- [Data in this exercise]:

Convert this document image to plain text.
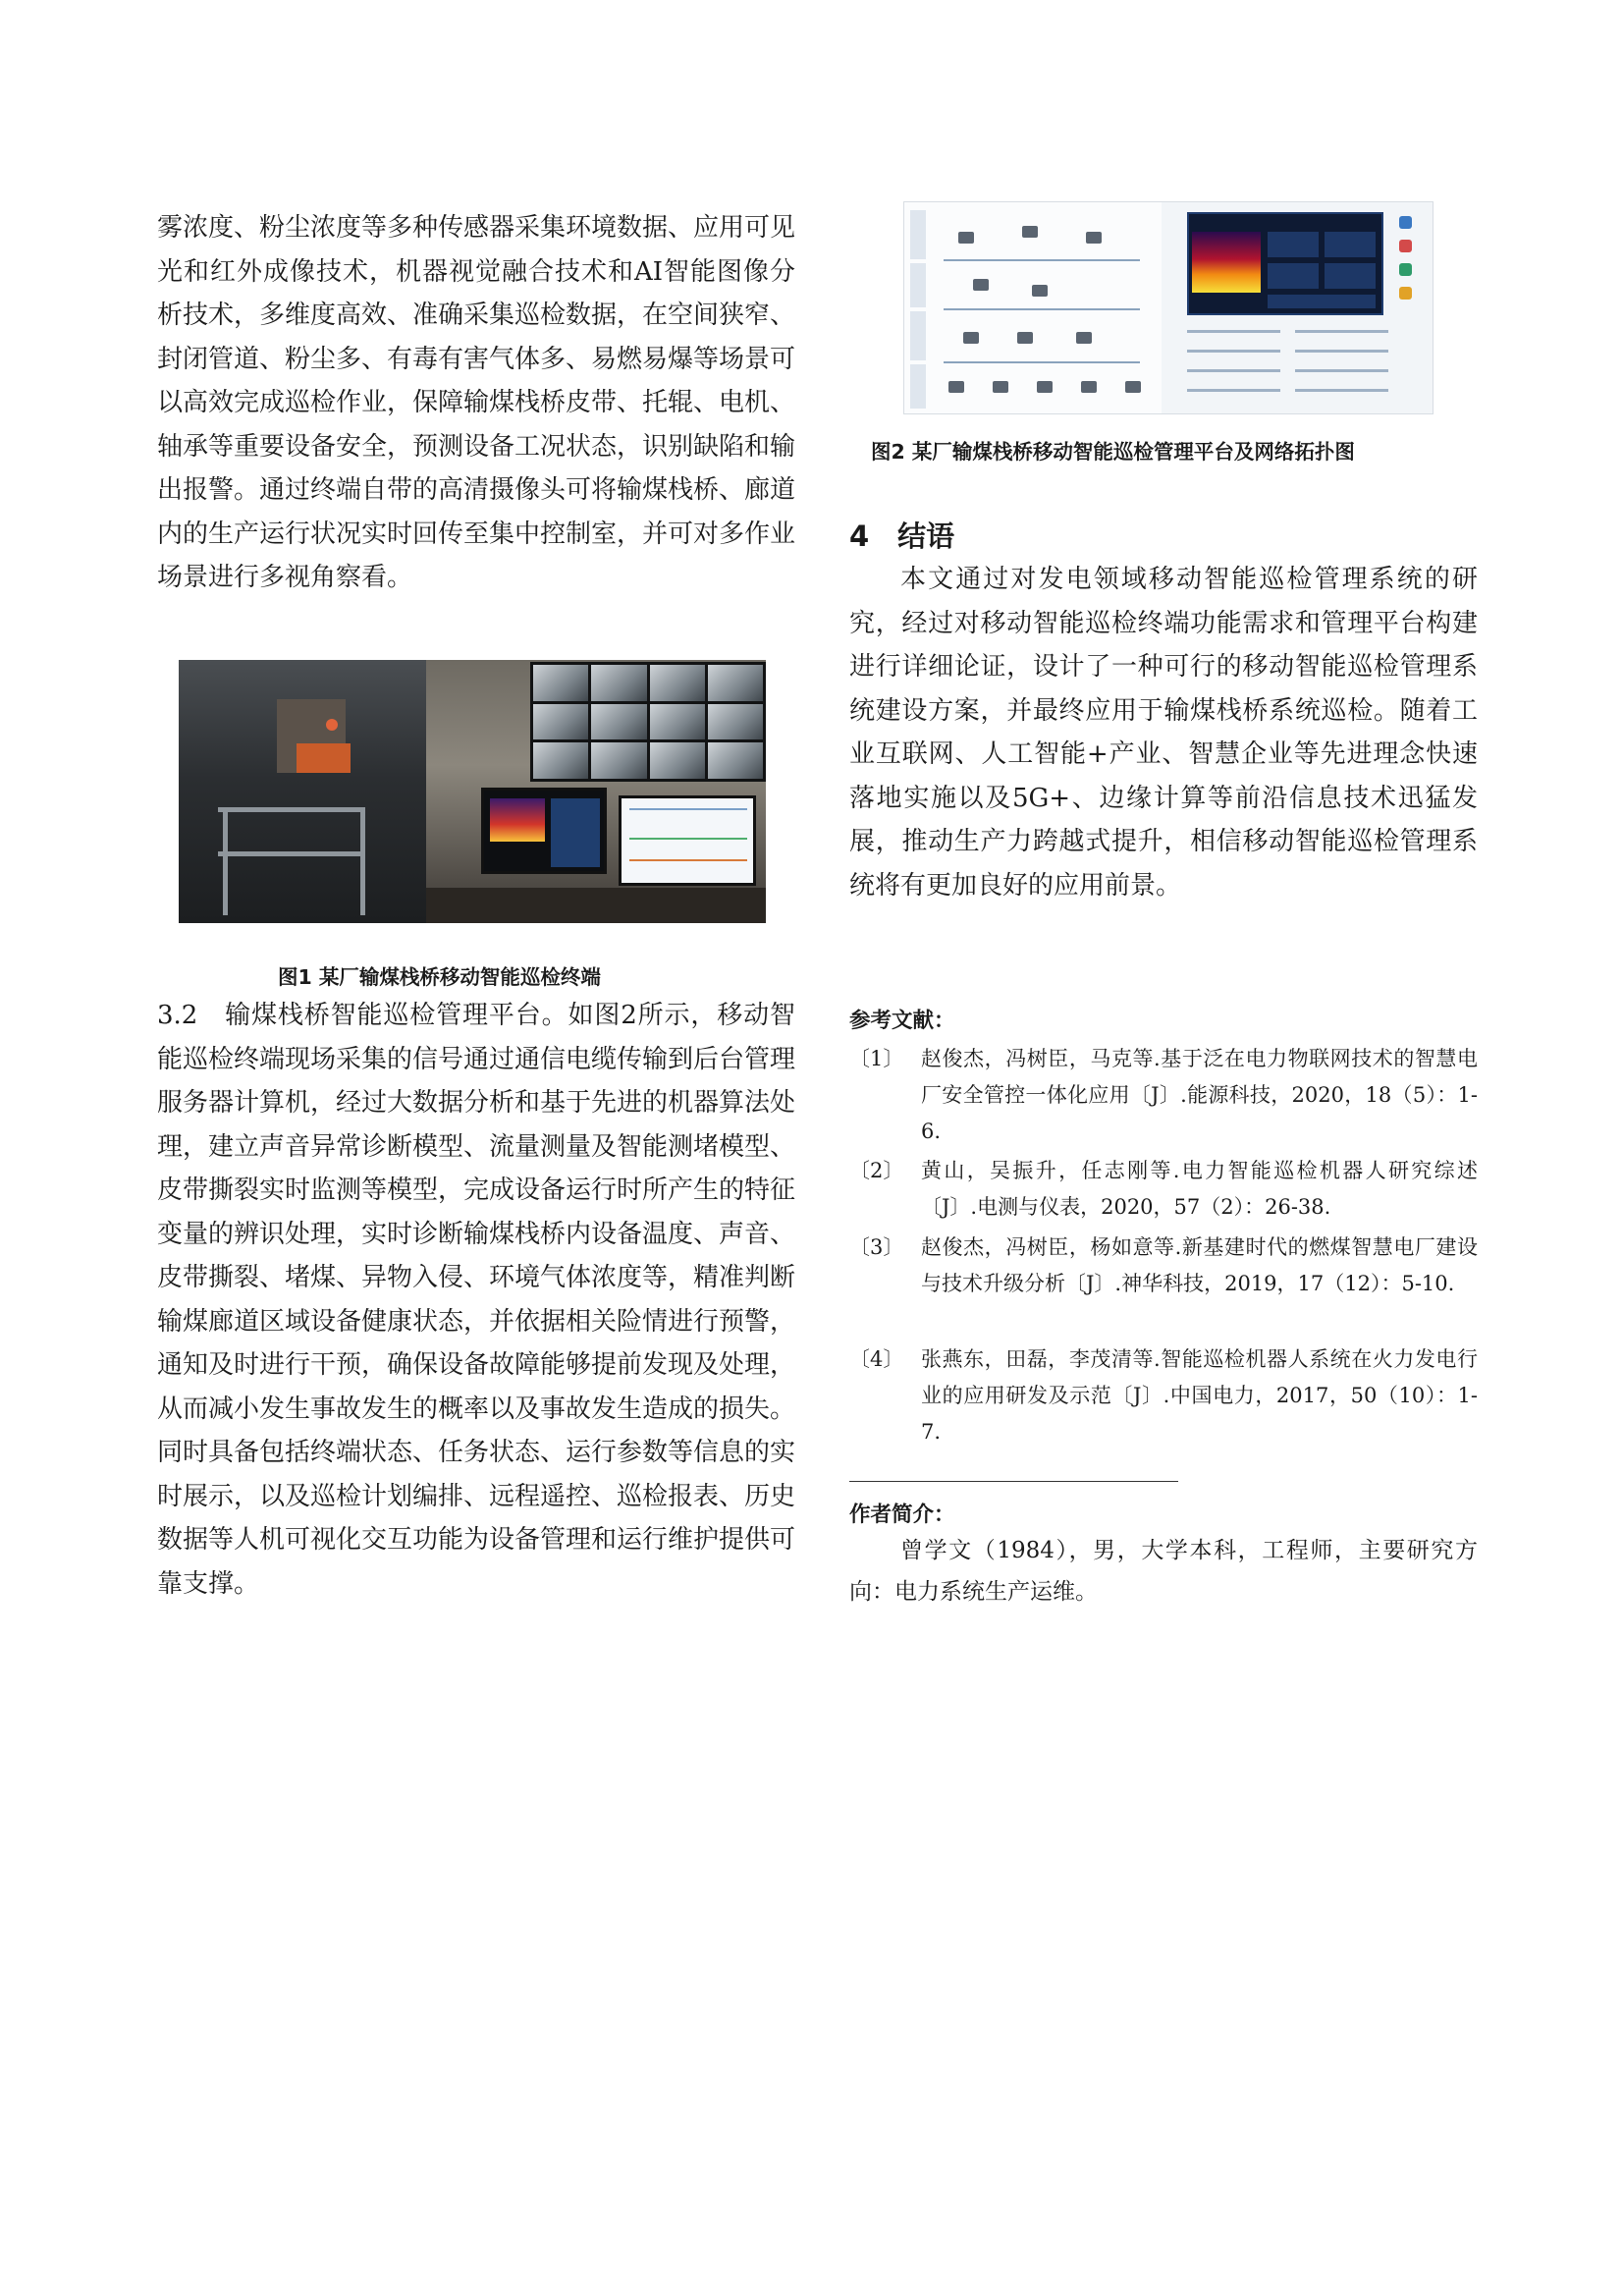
雾浓度、粉尘浓度等多种传感器采集环境数据、应用可见光和红外成像技术，机器视觉融合技术和AI智能图像分析技术，多维度高效、准确采集巡检数据，在空间狭窄、封闭管道、粉尘多、有毒有害气体多、易燃易爆等场景可以高效完成巡检作业，保障输煤栈桥皮带、托辊、电机、轴承等重要设备安全，预测设备工况状态，识别缺陷和输出报警。通过终端自带的高清摄像头可将输煤栈桥、廊道内的生产运行状况实时回传至集中控制室，并可对多作业场景进行多视角察看。

图1 某厂输煤栈桥移动智能巡检终端

3.2　输煤栈桥智能巡检管理平台。如图2所示，移动智能巡检终端现场采集的信号通过通信电缆传输到后台管理服务器计算机，经过大数据分析和基于先进的机器算法处理，建立声音异常诊断模型、流量测量及智能测堵模型、皮带撕裂实时监测等模型，完成设备运行时所产生的特征变量的辨识处理，实时诊断输煤栈桥内设备温度、声音、皮带撕裂、堵煤、异物入侵、环境气体浓度等，精准判断输煤廊道区域设备健康状态，并依据相关险情进行预警，通知及时进行干预，确保设备故障能够提前发现及处理，从而减小发生事故发生的概率以及事故发生造成的损失。同时具备包括终端状态、任务状态、运行参数等信息的实时展示，以及巡检计划编排、远程遥控、巡检报表、历史数据等人机可视化交互功能为设备管理和运行维护提供可靠支撑。

图2 某厂输煤栈桥移动智能巡检管理平台及网络拓扑图
4　结语

本文通过对发电领域移动智能巡检管理系统的研究，经过对移动智能巡检终端功能需求和管理平台构建进行详细论证，设计了一种可行的移动智能巡检管理系统建设方案，并最终应用于输煤栈桥系统巡检。随着工业互联网、人工智能+产业、智慧企业等先进理念快速落地实施以及5G+、边缘计算等前沿信息技术迅猛发展，推动生产力跨越式提升，相信移动智能巡检管理系统将有更加良好的应用前景。

参考文献：
〔1〕 赵俊杰，冯树臣，马克等.基于泛在电力物联网技术的智慧电厂安全管控一体化应用〔J〕.能源科技，2020，18（5）：1-6.
〔2〕 黄山，吴振升，任志刚等.电力智能巡检机器人研究综述〔J〕.电测与仪表，2020，57（2）：26-38.
〔3〕 赵俊杰，冯树臣，杨如意等.新基建时代的燃煤智慧电厂建设与技术升级分析〔J〕.神华科技，2019，17（12）：5-10.
〔4〕 张燕东，田磊，李茂清等.智能巡检机器人系统在火力发电行业的应用研发及示范〔J〕.中国电力，2017，50（10）：1-7.
作者简介：

曾学文（1984），男，大学本科，工程师，主要研究方向：电力系统生产运维。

- [What is needed]: Write out again every line above exactly as given; the pictures do not belong in the copy.

- [Solved problem]:
Convert this document image to plain text.
雾浓度、粉尘浓度等多种传感器采集环境数据、应用可见光和红外成像技术，机器视觉融合技术和AI智能图像分析技术，多维度高效、准确采集巡检数据，在空间狭窄、封闭管道、粉尘多、有毒有害气体多、易燃易爆等场景可以高效完成巡检作业，保障输煤栈桥皮带、托辊、电机、轴承等重要设备安全，预测设备工况状态，识别缺陷和输出报警。通过终端自带的高清摄像头可将输煤栈桥、廊道内的生产运行状况实时回传至集中控制室，并可对多作业场景进行多视角察看。

图1 某厂输煤栈桥移动智能巡检终端

3.2　输煤栈桥智能巡检管理平台。如图2所示，移动智能巡检终端现场采集的信号通过通信电缆传输到后台管理服务器计算机，经过大数据分析和基于先进的机器算法处理，建立声音异常诊断模型、流量测量及智能测堵模型、皮带撕裂实时监测等模型，完成设备运行时所产生的特征变量的辨识处理，实时诊断输煤栈桥内设备温度、声音、皮带撕裂、堵煤、异物入侵、环境气体浓度等，精准判断输煤廊道区域设备健康状态，并依据相关险情进行预警，通知及时进行干预，确保设备故障能够提前发现及处理，从而减小发生事故发生的概率以及事故发生造成的损失。同时具备包括终端状态、任务状态、运行参数等信息的实时展示，以及巡检计划编排、远程遥控、巡检报表、历史数据等人机可视化交互功能为设备管理和运行维护提供可靠支撑。

图2 某厂输煤栈桥移动智能巡检管理平台及网络拓扑图
4　结语

本文通过对发电领域移动智能巡检管理系统的研究，经过对移动智能巡检终端功能需求和管理平台构建进行详细论证，设计了一种可行的移动智能巡检管理系统建设方案，并最终应用于输煤栈桥系统巡检。随着工业互联网、人工智能+产业、智慧企业等先进理念快速落地实施以及5G+、边缘计算等前沿信息技术迅猛发展，推动生产力跨越式提升，相信移动智能巡检管理系统将有更加良好的应用前景。

参考文献：
〔1〕 赵俊杰，冯树臣，马克等.基于泛在电力物联网技术的智慧电厂安全管控一体化应用〔J〕.能源科技，2020，18（5）：1-6.
〔2〕 黄山，吴振升，任志刚等.电力智能巡检机器人研究综述〔J〕.电测与仪表，2020，57（2）：26-38.
〔3〕 赵俊杰，冯树臣，杨如意等.新基建时代的燃煤智慧电厂建设与技术升级分析〔J〕.神华科技，2019，17（12）：5-10.
〔4〕 张燕东，田磊，李茂清等.智能巡检机器人系统在火力发电行业的应用研发及示范〔J〕.中国电力，2017，50（10）：1-7.
作者简介：

曾学文（1984），男，大学本科，工程师，主要研究方向：电力系统生产运维。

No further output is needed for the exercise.